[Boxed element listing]
···

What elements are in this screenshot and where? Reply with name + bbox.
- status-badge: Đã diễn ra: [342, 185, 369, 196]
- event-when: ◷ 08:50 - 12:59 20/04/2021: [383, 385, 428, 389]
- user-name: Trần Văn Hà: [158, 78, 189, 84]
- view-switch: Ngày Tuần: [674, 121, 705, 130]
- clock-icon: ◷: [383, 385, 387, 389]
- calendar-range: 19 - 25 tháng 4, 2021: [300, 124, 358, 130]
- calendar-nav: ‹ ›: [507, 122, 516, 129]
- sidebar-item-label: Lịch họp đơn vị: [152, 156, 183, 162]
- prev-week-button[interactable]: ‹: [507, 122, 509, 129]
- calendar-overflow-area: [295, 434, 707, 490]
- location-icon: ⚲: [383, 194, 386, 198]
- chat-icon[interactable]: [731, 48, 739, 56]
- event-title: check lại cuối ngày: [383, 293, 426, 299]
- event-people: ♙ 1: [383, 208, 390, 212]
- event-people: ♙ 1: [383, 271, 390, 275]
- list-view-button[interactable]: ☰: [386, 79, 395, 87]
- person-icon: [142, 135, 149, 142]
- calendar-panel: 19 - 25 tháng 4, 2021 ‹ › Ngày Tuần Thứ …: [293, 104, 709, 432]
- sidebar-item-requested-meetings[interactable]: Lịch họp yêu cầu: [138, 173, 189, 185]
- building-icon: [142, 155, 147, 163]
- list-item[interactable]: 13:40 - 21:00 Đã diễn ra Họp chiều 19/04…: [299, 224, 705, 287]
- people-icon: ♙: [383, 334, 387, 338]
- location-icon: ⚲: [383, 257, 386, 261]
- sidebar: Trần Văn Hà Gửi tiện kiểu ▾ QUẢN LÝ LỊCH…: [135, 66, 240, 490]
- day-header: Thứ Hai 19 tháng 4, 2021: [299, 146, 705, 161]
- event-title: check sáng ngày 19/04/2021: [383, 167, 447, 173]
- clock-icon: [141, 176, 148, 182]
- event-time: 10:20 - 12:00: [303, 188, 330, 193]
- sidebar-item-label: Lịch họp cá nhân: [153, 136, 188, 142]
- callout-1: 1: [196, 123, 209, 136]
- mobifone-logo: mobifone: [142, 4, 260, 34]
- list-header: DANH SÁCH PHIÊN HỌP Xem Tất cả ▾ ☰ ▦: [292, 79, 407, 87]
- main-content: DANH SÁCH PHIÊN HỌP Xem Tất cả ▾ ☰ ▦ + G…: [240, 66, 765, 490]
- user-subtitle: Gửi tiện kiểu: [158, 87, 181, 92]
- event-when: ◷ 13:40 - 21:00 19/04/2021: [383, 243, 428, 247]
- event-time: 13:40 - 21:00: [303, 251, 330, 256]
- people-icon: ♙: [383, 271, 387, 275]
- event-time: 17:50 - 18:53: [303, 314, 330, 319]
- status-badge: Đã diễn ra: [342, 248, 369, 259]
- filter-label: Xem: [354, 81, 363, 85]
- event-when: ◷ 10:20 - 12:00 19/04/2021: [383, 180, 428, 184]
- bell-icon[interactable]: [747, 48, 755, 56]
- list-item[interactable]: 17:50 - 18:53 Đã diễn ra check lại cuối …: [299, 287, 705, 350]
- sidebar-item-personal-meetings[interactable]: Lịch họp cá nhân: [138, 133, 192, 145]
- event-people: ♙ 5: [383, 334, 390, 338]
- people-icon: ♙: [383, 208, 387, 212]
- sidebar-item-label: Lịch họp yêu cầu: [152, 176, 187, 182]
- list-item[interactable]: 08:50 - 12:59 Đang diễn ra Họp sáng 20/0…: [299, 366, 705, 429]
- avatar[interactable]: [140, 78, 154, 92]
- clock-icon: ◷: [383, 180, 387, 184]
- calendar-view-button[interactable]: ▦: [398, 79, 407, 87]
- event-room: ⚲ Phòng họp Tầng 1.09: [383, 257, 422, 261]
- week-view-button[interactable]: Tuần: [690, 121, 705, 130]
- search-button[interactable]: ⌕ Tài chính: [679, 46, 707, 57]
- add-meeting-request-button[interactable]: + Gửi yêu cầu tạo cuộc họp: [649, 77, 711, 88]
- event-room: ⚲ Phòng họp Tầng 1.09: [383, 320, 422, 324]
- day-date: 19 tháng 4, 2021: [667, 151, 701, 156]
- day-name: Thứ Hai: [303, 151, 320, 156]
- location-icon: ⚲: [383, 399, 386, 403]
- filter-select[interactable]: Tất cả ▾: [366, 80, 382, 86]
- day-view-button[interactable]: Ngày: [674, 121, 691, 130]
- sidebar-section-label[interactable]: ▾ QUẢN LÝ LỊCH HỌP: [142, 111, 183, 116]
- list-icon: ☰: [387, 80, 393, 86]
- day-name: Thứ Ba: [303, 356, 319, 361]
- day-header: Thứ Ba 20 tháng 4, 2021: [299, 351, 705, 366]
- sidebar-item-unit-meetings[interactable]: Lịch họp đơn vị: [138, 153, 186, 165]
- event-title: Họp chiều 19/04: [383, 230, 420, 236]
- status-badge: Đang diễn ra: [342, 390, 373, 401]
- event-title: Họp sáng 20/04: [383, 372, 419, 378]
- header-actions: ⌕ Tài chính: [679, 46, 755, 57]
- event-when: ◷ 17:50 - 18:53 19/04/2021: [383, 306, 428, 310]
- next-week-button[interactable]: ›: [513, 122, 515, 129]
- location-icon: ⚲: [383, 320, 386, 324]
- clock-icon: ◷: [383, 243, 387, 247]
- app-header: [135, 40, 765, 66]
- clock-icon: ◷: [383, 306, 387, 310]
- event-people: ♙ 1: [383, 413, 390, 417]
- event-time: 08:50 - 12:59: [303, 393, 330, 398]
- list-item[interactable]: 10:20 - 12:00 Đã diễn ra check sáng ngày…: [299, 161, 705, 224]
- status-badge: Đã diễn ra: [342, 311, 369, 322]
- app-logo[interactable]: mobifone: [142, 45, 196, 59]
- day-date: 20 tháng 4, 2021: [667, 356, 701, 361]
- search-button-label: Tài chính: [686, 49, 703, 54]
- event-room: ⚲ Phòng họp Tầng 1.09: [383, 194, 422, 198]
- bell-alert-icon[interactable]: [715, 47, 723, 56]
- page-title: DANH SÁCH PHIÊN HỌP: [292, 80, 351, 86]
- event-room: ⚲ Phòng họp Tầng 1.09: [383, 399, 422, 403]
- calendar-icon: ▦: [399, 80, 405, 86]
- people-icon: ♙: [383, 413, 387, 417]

···

PROBLEM REQUIREMENTS —
Convert every line of the listing above into a Markdown table with two columns, "Row" for the row number and "Entry" for the line, leaving out blank lines.

CORRECT RESPONSE —
| Row | Entry |
|---|---|
| 1 | What elements are in this screenshot and where? Reply with name + bbox. |
| 2 | - status-badge: Đã diễn ra: [342, 185, 369, 196] |
| 3 | - event-when: ◷ 08:50 - 12:59 20/04/2021: [383, 385, 428, 389] |
| 4 | - user-name: Trần Văn Hà: [158, 78, 189, 84] |
| 5 | - view-switch: Ngày Tuần: [674, 121, 705, 130] |
| 6 | - clock-icon: ◷: [383, 385, 387, 389] |
| 7 | - calendar-range: 19 - 25 tháng 4, 2021: [300, 124, 358, 130] |
| 8 | - calendar-nav: ‹ ›: [507, 122, 516, 129] |
| 9 | - sidebar-item-label: Lịch họp đơn vị: [152, 156, 183, 162] |
| 10 | - prev-week-button[interactable]: ‹: [507, 122, 509, 129] |
| 11 | - calendar-overflow-area: [295, 434, 707, 490] |
| 12 | - location-icon: ⚲: [383, 194, 386, 198] |
| 13 | - chat-icon[interactable]: [731, 48, 739, 56] |
| 14 | - event-title: check lại cuối ngày: [383, 293, 426, 299] |
| 15 | - event-people: ♙ 1: [383, 208, 390, 212] |
| 16 | - event-people: ♙ 1: [383, 271, 390, 275] |
| 17 | - list-view-button[interactable]: ☰: [386, 79, 395, 87] |
| 18 | - person-icon: [142, 135, 149, 142] |
| 19 | - calendar-panel: 19 - 25 tháng 4, 2021 ‹ › Ngày Tuần Thứ …: [293, 104, 709, 432] |
| 20 | - sidebar-item-requested-meetings[interactable]: Lịch họp yêu cầu: [138, 173, 189, 185] |
| 21 | - building-icon: [142, 155, 147, 163] |
| 22 | - list-item[interactable]: 13:40 - 21:00 Đã diễn ra Họp chiều 19/04…: [299, 224, 705, 287] |
| 23 | - people-icon: ♙: [383, 334, 387, 338] |
| 24 | - location-icon: ⚲: [383, 257, 386, 261] |
| 25 | - sidebar: Trần Văn Hà Gửi tiện kiểu ▾ QUẢN LÝ LỊCH…: [135, 66, 240, 490] |
| 26 | - day-header: Thứ Hai 19 tháng 4, 2021: [299, 146, 705, 161] |
| 27 | - event-title: check sáng ngày 19/04/2021: [383, 167, 447, 173] |
| 28 | - clock-icon: [141, 176, 148, 182] |
| 29 | - event-time: 10:20 - 12:00: [303, 188, 330, 193] |
| 30 | - sidebar-item-label: Lịch họp cá nhân: [153, 136, 188, 142] |
| 31 | - callout-1: 1: [196, 123, 209, 136] |
| 32 | - mobifone-logo: mobifone: [142, 4, 260, 34] |
| 33 | - list-header: DANH SÁCH PHIÊN HỌP Xem Tất cả ▾ ☰ ▦: [292, 79, 407, 87] |
| 34 | - main-content: DANH SÁCH PHIÊN HỌP Xem Tất cả ▾ ☰ ▦ + G…: [240, 66, 765, 490] |
| 35 | - user-subtitle: Gửi tiện kiểu: [158, 87, 181, 92] |
| 36 | - event-when: ◷ 13:40 - 21:00 19/04/2021: [383, 243, 428, 247] |
| 37 | - event-time: 13:40 - 21:00: [303, 251, 330, 256] |
| 38 | - people-icon: ♙: [383, 271, 387, 275] |
| 39 | - event-time: 17:50 - 18:53: [303, 314, 330, 319] |
| 40 | - status-badge: Đã diễn ra: [342, 248, 369, 259] |
| 41 | - filter-label: Xem: [354, 81, 363, 85] |
| 42 | - event-when: ◷ 10:20 - 12:00 19/04/2021: [383, 180, 428, 184] |
| 43 | - bell-icon[interactable]: [747, 48, 755, 56] |
| 44 | - list-item[interactable]: 17:50 - 18:53 Đã diễn ra check lại cuối …: [299, 287, 705, 350] |
| 45 | - sidebar-item-personal-meetings[interactable]: Lịch họp cá nhân: [138, 133, 192, 145] |
| 46 | - event-people: ♙ 5: [383, 334, 390, 338] |
| 47 | - people-icon: ♙: [383, 208, 387, 212] |
| 48 | - sidebar-item-label: Lịch họp yêu cầu: [152, 176, 187, 182] |
| 49 | - list-item[interactable]: 08:50 - 12:59 Đang diễn ra Họp sáng 20/0…: [299, 366, 705, 429] |
| 50 | - avatar[interactable]: [140, 78, 154, 92] |
| 51 | - clock-icon: ◷: [383, 180, 387, 184] |
| 52 | - calendar-view-button[interactable]: ▦: [398, 79, 407, 87] |
| 53 | - event-room: ⚲ Phòng họp Tầng 1.09: [383, 257, 422, 261] |
| 54 | - week-view-button[interactable]: Tuần: [690, 121, 705, 130] |
| 55 | - search-button[interactable]: ⌕ Tài chính: [679, 46, 707, 57] |
| 56 | - add-meeting-request-button[interactable]: + Gửi yêu cầu tạo cuộc họp: [649, 77, 711, 88] |
| 57 | - event-room: ⚲ Phòng họp Tầng 1.09: [383, 320, 422, 324] |
| 58 | - day-date: 19 tháng 4, 2021: [667, 151, 701, 156] |
| 59 | - day-name: Thứ Hai: [303, 151, 320, 156] |
| 60 | - location-icon: ⚲: [383, 399, 386, 403] |
| 61 | - filter-select[interactable]: Tất cả ▾: [366, 80, 382, 86] |
| 62 | - day-view-button[interactable]: Ngày: [674, 121, 691, 130] |
| 63 | - sidebar-section-label[interactable]: ▾ QUẢN LÝ LỊCH HỌP: [142, 111, 183, 116] |
| 64 | - list-icon: ☰: [387, 80, 393, 86] |
| 65 | - day-name: Thứ Ba: [303, 356, 319, 361] |
| 66 | - day-header: Thứ Ba 20 tháng 4, 2021: [299, 351, 705, 366] |
| 67 | - sidebar-item-unit-meetings[interactable]: Lịch họp đơn vị: [138, 153, 186, 165] |
| 68 | - event-title: Họp chiều 19/04: [383, 230, 420, 236] |
| 69 | - status-badge: Đang diễn ra: [342, 390, 373, 401] |
| 70 | - event-title: Họp sáng 20/04: [383, 372, 419, 378] |
| 71 | - header-actions: ⌕ Tài chính: [679, 46, 755, 57] |
| 72 | - event-when: ◷ 17:50 - 18:53 19/04/2021: [383, 306, 428, 310] |
| 73 | - next-week-button[interactable]: ›: [513, 122, 515, 129] |
| 74 | - location-icon: ⚲: [383, 320, 386, 324] |
| 75 | - clock-icon: ◷: [383, 243, 387, 247] |
| 76 | - app-header: [135, 40, 765, 66] |
| 77 | - clock-icon: ◷: [383, 306, 387, 310] |
| 78 | - event-people: ♙ 1: [383, 413, 390, 417] |
| 79 | - event-time: 08:50 - 12:59: [303, 393, 330, 398] |
| 80 | - list-item[interactable]: 10:20 - 12:00 Đã diễn ra check sáng ngày…: [299, 161, 705, 224] |
| 81 | - status-badge: Đã diễn ra: [342, 311, 369, 322] |
| 82 | - app-logo[interactable]: mobifone: [142, 45, 196, 59] |
| 83 | - day-date: 20 tháng 4, 2021: [667, 356, 701, 361] |
| 84 | - search-button-label: Tài chính: [686, 49, 703, 54] |
| 85 | - event-room: ⚲ Phòng họp Tầng 1.09: [383, 194, 422, 198] |
| 86 | - bell-alert-icon[interactable]: [715, 47, 723, 56] |
| 87 | - page-title: DANH SÁCH PHIÊN HỌP: [292, 80, 351, 86] |
| 88 | - event-room: ⚲ Phòng họp Tầng 1.09: [383, 399, 422, 403] |
| 89 | - calendar-icon: ▦: [399, 80, 405, 86] |
| 90 | - people-icon: ♙: [383, 413, 387, 417] |